Text –
┌────────

Anybody with Internet connection can take part in these social
networks."
Indeed, this would be especially critical for operators trying to
build their own mobile social communities. However, most operators
at this point are not ready to open up their networks, and most, if
not all, of the mobile social networking services are still confined
to the same network.
Chang at Green Tomato says mobile operators are still reluctant
to open up their networks to competitors because they don't want to
share revenues with other operators. "It's more a business issue
because technically it's easy to interconnect networks of different
operators," he says.
Whether the lack of cross-network connectivity would constitute a
significant barrier to scale may vary from market to market. In
markets like Hong Kong, this is definitely a major problem. By
contrast, it would be less of an issue in markets like China, where
there are two mobile operators, Chang adds.
In China, he says, China Mobile alone is capable of building the
necessary scale without the need to interconnect with China
Unicom.
Flat-rate data tariffs
Cross-network connectivity aside, Zoller says mobile operators
should also be cautious about pricing strategies when they introduce
mobile UGC and social networking services. Metered services and
browsing and downloading are expensive for consumers and a deterrent
to social networking, she says. Operators, therefore, need to put in
place flat-rate data tariffs in order for these services to take
off. She points out that this is much more an issue in Europe than
in Asia, where flat-rate date tariffs are already common.

└────────

Data excerpts –
┌────────

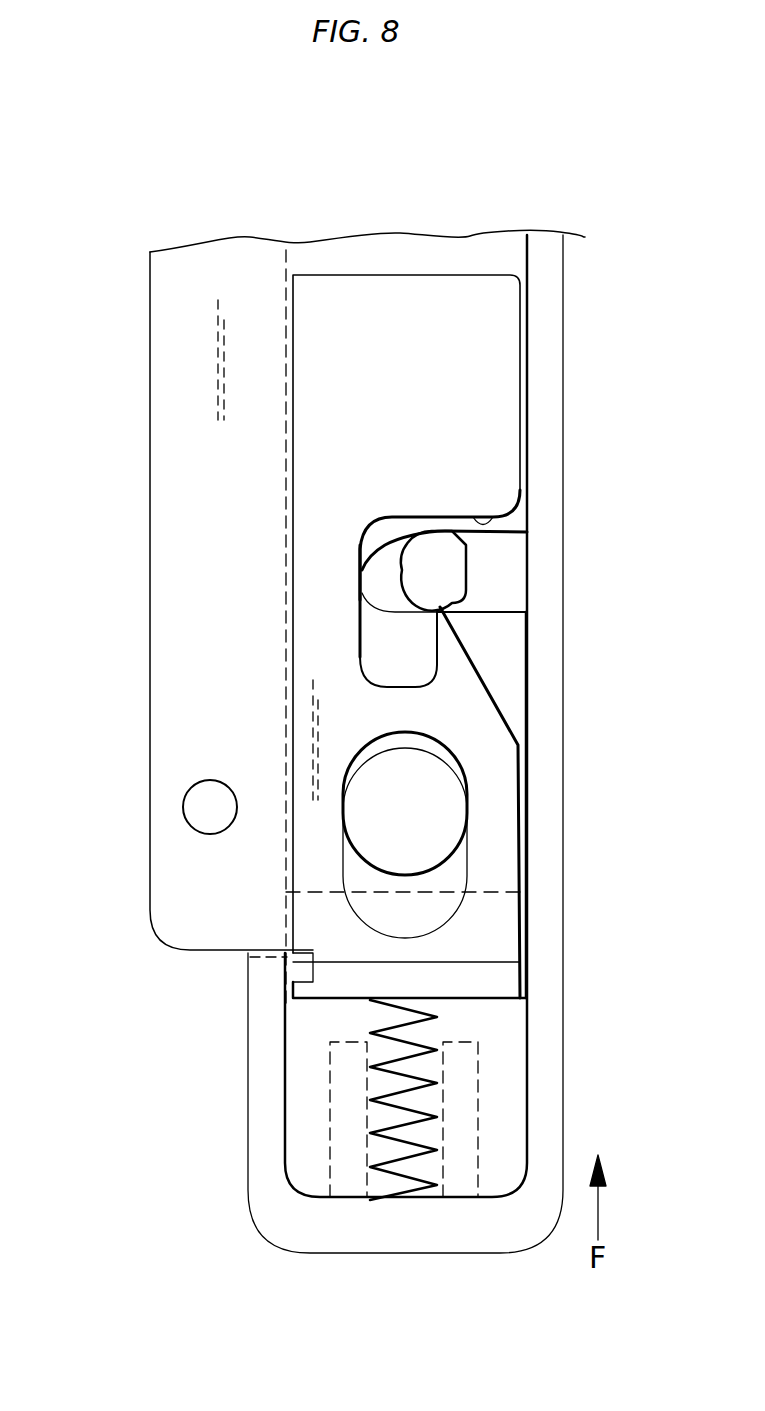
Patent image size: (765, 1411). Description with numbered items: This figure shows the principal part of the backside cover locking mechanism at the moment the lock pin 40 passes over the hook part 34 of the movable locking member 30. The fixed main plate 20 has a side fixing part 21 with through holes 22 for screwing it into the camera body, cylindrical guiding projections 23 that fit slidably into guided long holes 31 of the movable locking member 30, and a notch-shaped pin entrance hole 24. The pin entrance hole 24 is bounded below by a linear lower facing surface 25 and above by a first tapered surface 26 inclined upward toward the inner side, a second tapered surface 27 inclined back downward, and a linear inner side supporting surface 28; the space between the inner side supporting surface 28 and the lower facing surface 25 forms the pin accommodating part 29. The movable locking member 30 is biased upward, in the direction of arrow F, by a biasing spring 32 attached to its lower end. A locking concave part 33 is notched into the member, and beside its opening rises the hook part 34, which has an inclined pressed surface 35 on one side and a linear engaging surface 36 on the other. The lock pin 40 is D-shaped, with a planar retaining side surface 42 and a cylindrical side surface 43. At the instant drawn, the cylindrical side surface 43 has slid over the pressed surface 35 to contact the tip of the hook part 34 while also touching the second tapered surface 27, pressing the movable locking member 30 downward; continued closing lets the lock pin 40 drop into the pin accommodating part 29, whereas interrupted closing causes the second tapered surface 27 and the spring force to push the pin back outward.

The main plate 20 is at (142, 232).
The side fixing part 21 is at (182, 467).
The through hole 22 is at (190, 805).
The guiding projection 23 is at (428, 838).
The pin entrance hole 24 is at (514, 569).
The lower facing surface 25 is at (497, 612).
The first tapered surface 26 is at (530, 540).
The second tapered surface 27 is at (425, 545).
The inner side supporting surface 28 is at (368, 545).
The pin accommodating part 29 is at (370, 578).
The movable locking member 30 is at (490, 330).
The guided long hole 31 is at (465, 862).
The biasing spring 32 is at (437, 1017).
The locking concave part 33 is at (497, 513).
The hook part 34 is at (450, 643).
The pressed surface 35 is at (490, 660).
The engaging surface 36 is at (437, 653).
The lock pin 40 is at (440, 547).
The retaining side surface 42 is at (467, 578).
The cylindrical side surface 43 is at (393, 547).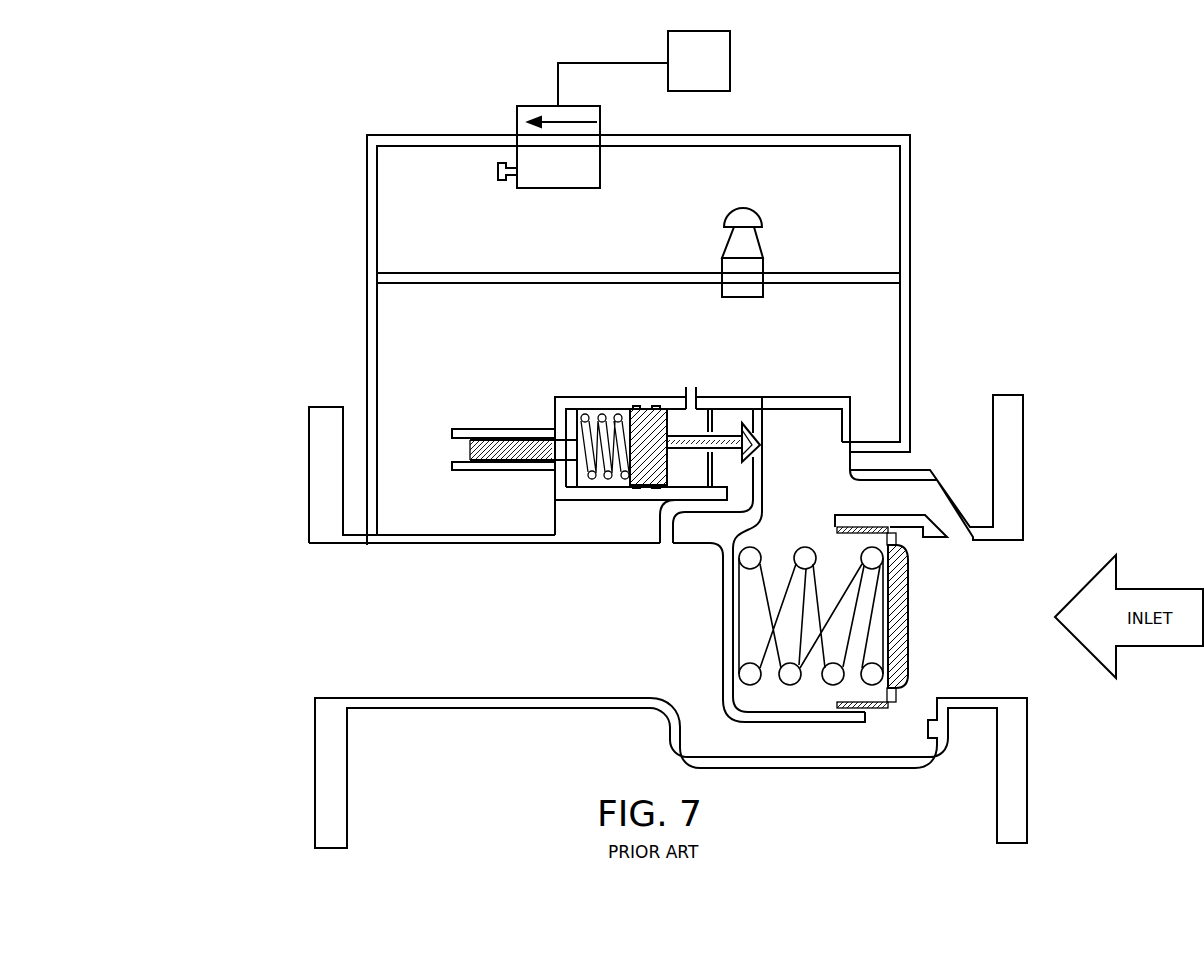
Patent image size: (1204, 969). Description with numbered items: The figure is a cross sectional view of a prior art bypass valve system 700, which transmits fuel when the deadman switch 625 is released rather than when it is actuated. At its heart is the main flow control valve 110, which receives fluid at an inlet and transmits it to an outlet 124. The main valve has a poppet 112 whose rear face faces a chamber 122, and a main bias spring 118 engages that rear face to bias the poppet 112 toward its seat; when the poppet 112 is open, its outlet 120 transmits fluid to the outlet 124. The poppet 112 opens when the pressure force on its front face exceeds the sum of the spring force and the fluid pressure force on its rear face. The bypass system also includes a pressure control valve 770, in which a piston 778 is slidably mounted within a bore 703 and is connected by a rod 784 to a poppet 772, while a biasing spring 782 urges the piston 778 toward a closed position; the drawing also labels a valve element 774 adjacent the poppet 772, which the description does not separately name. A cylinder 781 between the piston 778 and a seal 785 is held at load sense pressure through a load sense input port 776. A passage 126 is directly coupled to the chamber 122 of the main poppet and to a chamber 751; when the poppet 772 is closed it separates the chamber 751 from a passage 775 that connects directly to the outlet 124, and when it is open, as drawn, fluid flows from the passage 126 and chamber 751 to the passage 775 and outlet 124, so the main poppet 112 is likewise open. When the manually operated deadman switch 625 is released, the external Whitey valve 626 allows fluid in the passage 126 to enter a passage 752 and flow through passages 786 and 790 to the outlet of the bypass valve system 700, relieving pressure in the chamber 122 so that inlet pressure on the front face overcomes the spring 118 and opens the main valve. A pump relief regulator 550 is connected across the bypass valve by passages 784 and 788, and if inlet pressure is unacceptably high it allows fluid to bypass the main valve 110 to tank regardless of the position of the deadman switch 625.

└────────

Brief –
Reproduce the passage on mobile operators and social networking in full, word for word. These lines come from a separate source.

Output below –
Anybody with Internet connection can take part in these social
networks."
Indeed, this would be especially critical for operators trying to
build their own mobile social communities. However, most operators
at this point are not ready to open up their networks, and most, if
not all, of the mobile social networking services are still confined
to the same network.
Chang at Green Tomato says mobile operators are still reluctant
to open up their networks to competitors because they don't want to
share revenues with other operators. "It's more a business issue
because technically it's easy to interconnect networks of different
operators," he says.
Whether the lack of cross-network connectivity would constitute a
significant barrier to scale may vary from market to market. In
markets like Hong Kong, this is definitely a major problem. By
contrast, it would be less of an issue in markets like China, where
there are two mobile operators, Chang adds.
In China, he says, China Mobile alone is capable of building the
necessary scale without the need to interconnect with China
Unicom.
Flat-rate data tariffs
Cross-network connectivity aside, Zoller says mobile operators
should also be cautious about pricing strategies when they introduce
mobile UGC and social networking services. Metered services and
browsing and downloading are expensive for consumers and a deterrent
to social networking, she says. Operators, therefore, need to put in
place flat-rate data tariffs in order for these services to take
off. She points out that this is much more an issue in Europe than
in Asia, where flat-rate date tariffs are already common.